_To be done:_
The entries below should be quoted exactly, with no pictures carried over.

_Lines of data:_
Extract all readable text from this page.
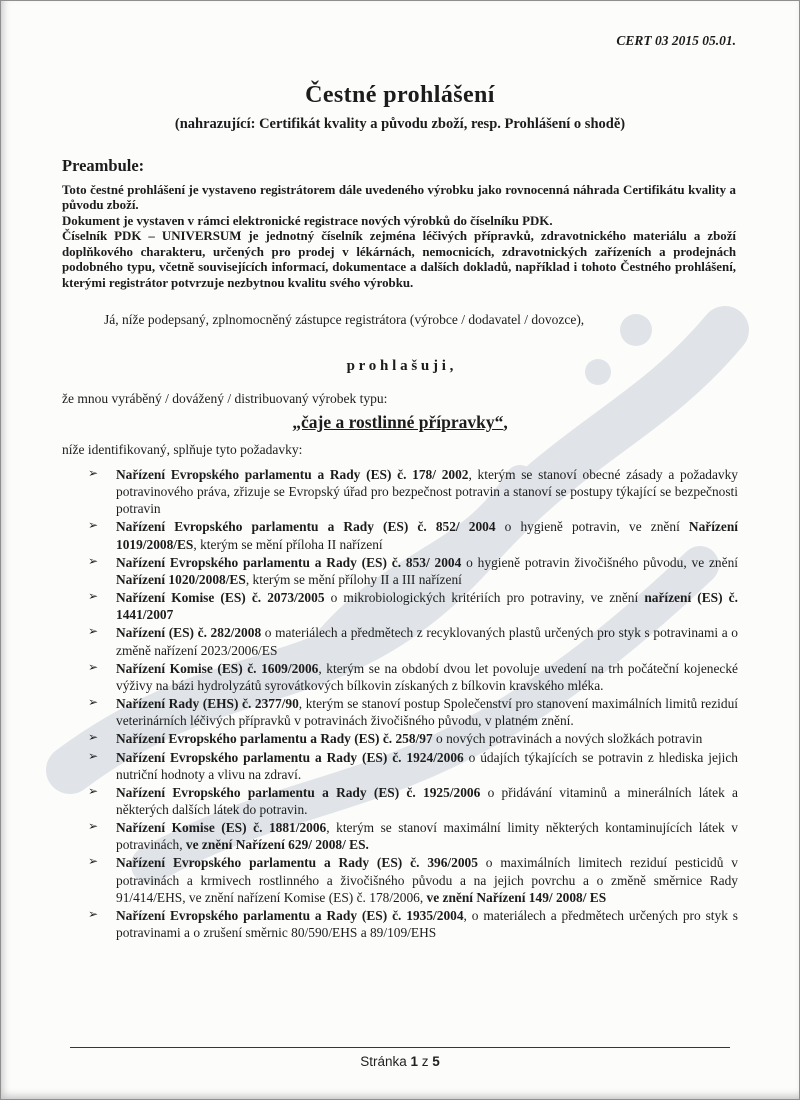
CERT 03 2015 05.01.
Čestné prohlášení
(nahrazující: Certifikát kvality a původu zboží, resp. Prohlášení o shodě)
Preambule:

Toto čestné prohlášení je vystaveno registrátorem dále uvedeného výrobku jako rovnocenná náhrada Certifikátu kvality a původu zboží.

Dokument je vystaven v rámci elektronické registrace nových výrobků do číselníku PDK.

Číselník PDK – UNIVERSUM je jednotný číselník zejména léčivých přípravků, zdravotnického materiálu a zboží doplňkového charakteru, určených pro prodej v lékárnách, nemocnicích, zdravotnických zařízeních a prodejnách podobného typu, včetně souvisejících informací, dokumentace a dalších dokladů, například i tohoto Čestného prohlášení, kterými registrátor potvrzuje nezbytnou kvalitu svého výrobku.

Já, níže podepsaný, zplnomocněný zástupce registrátora (výrobce / dodavatel / dovozce),
p r o h l a š u j i ,
že mnou vyráběný / dovážený / distribuovaný výrobek typu:
„čaje a rostlinné přípravky“,
níže identifikovaný, splňuje tyto požadavky:
➢ Nařízení Evropského parlamentu a Rady (ES) č. 178/ 2002, kterým se stanoví obecné zásady a požadavky potravinového práva, zřizuje se Evropský úřad pro bezpečnost potravin a stanoví se postupy týkající se bezpečnosti potravin
➢ Nařízení Evropského parlamentu a Rady (ES) č. 852/ 2004 o hygieně potravin, ve znění Nařízení 1019/2008/ES, kterým se mění příloha II nařízení
➢ Nařízení Evropského parlamentu a Rady (ES) č. 853/ 2004 o hygieně potravin živočišného původu, ve znění Nařízení 1020/2008/ES, kterým se mění přílohy II a III nařízení
➢ Nařízení Komise (ES) č. 2073/2005 o mikrobiologických kritériích pro potraviny, ve znění nařízení (ES) č. 1441/2007
➢ Nařízení (ES) č. 282/2008 o materiálech a předmětech z recyklovaných plastů určených pro styk s potravinami a o změně nařízení 2023/2006/ES
➢ Nařízení Komise (ES) č. 1609/2006, kterým se na období dvou let povoluje uvedení na trh počáteční kojenecké výživy na bázi hydrolyzátů syrovátkových bílkovin získaných z bílkovin kravského mléka.
➢ Nařízení Rady (EHS) č. 2377/90, kterým se stanoví postup Společenství pro stanovení maximálních limitů reziduí veterinárních léčivých přípravků v potravinách živočišného původu, v platném znění.
➢ Nařízení Evropského parlamentu a Rady (ES) č. 258/97 o nových potravinách a nových složkách potravin
➢ Nařízení Evropského parlamentu a Rady (ES) č. 1924/2006 o údajích týkajících se potravin z hlediska jejich nutriční hodnoty a vlivu na zdraví.
➢ Nařízení Evropského parlamentu a Rady (ES) č. 1925/2006 o přidávání vitaminů a minerálních látek a některých dalších látek do potravin.
➢ Nařízení Komise (ES) č. 1881/2006, kterým se stanoví maximální limity některých kontaminujících látek v potravinách, ve znění Nařízení 629/ 2008/ ES.
➢ Nařízení Evropského parlamentu a Rady (ES) č. 396/2005 o maximálních limitech reziduí pesticidů v potravinách a krmivech rostlinného a živočišného původu a na jejich povrchu a o změně směrnice Rady 91/414/EHS, ve znění nařízení Komise (ES) č. 178/2006, ve znění Nařízení 149/ 2008/ ES
➢ Nařízení Evropského parlamentu a Rady (ES) č. 1935/2004, o materiálech a předmětech určených pro styk s potravinami a o zrušení směrnic 80/590/EHS a 89/109/EHS
Stránka 1 z 5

_Exercise solution:_
Extract all readable text from this page.
CERT 03 2015 05.01.
Čestné prohlášení
(nahrazující: Certifikát kvality a původu zboží, resp. Prohlášení o shodě)
Preambule:

Toto čestné prohlášení je vystaveno registrátorem dále uvedeného výrobku jako rovnocenná náhrada Certifikátu kvality a původu zboží.

Dokument je vystaven v rámci elektronické registrace nových výrobků do číselníku PDK.

Číselník PDK – UNIVERSUM je jednotný číselník zejména léčivých přípravků, zdravotnického materiálu a zboží doplňkového charakteru, určených pro prodej v lékárnách, nemocnicích, zdravotnických zařízeních a prodejnách podobného typu, včetně souvisejících informací, dokumentace a dalších dokladů, například i tohoto Čestného prohlášení, kterými registrátor potvrzuje nezbytnou kvalitu svého výrobku.

Já, níže podepsaný, zplnomocněný zástupce registrátora (výrobce / dodavatel / dovozce),
p r o h l a š u j i ,
že mnou vyráběný / dovážený / distribuovaný výrobek typu:
„čaje a rostlinné přípravky“,
níže identifikovaný, splňuje tyto požadavky:
➢ Nařízení Evropského parlamentu a Rady (ES) č. 178/ 2002, kterým se stanoví obecné zásady a požadavky potravinového práva, zřizuje se Evropský úřad pro bezpečnost potravin a stanoví se postupy týkající se bezpečnosti potravin
➢ Nařízení Evropského parlamentu a Rady (ES) č. 852/ 2004 o hygieně potravin, ve znění Nařízení 1019/2008/ES, kterým se mění příloha II nařízení
➢ Nařízení Evropského parlamentu a Rady (ES) č. 853/ 2004 o hygieně potravin živočišného původu, ve znění Nařízení 1020/2008/ES, kterým se mění přílohy II a III nařízení
➢ Nařízení Komise (ES) č. 2073/2005 o mikrobiologických kritériích pro potraviny, ve znění nařízení (ES) č. 1441/2007
➢ Nařízení (ES) č. 282/2008 o materiálech a předmětech z recyklovaných plastů určených pro styk s potravinami a o změně nařízení 2023/2006/ES
➢ Nařízení Komise (ES) č. 1609/2006, kterým se na období dvou let povoluje uvedení na trh počáteční kojenecké výživy na bázi hydrolyzátů syrovátkových bílkovin získaných z bílkovin kravského mléka.
➢ Nařízení Rady (EHS) č. 2377/90, kterým se stanoví postup Společenství pro stanovení maximálních limitů reziduí veterinárních léčivých přípravků v potravinách živočišného původu, v platném znění.
➢ Nařízení Evropského parlamentu a Rady (ES) č. 258/97 o nových potravinách a nových složkách potravin
➢ Nařízení Evropského parlamentu a Rady (ES) č. 1924/2006 o údajích týkajících se potravin z hlediska jejich nutriční hodnoty a vlivu na zdraví.
➢ Nařízení Evropského parlamentu a Rady (ES) č. 1925/2006 o přidávání vitaminů a minerálních látek a některých dalších látek do potravin.
➢ Nařízení Komise (ES) č. 1881/2006, kterým se stanoví maximální limity některých kontaminujících látek v potravinách, ve znění Nařízení 629/ 2008/ ES.
➢ Nařízení Evropského parlamentu a Rady (ES) č. 396/2005 o maximálních limitech reziduí pesticidů v potravinách a krmivech rostlinného a živočišného původu a na jejich povrchu a o změně směrnice Rady 91/414/EHS, ve znění nařízení Komise (ES) č. 178/2006, ve znění Nařízení 149/ 2008/ ES
➢ Nařízení Evropského parlamentu a Rady (ES) č. 1935/2004, o materiálech a předmětech určených pro styk s potravinami a o zrušení směrnic 80/590/EHS a 89/109/EHS
Stránka 1 z 5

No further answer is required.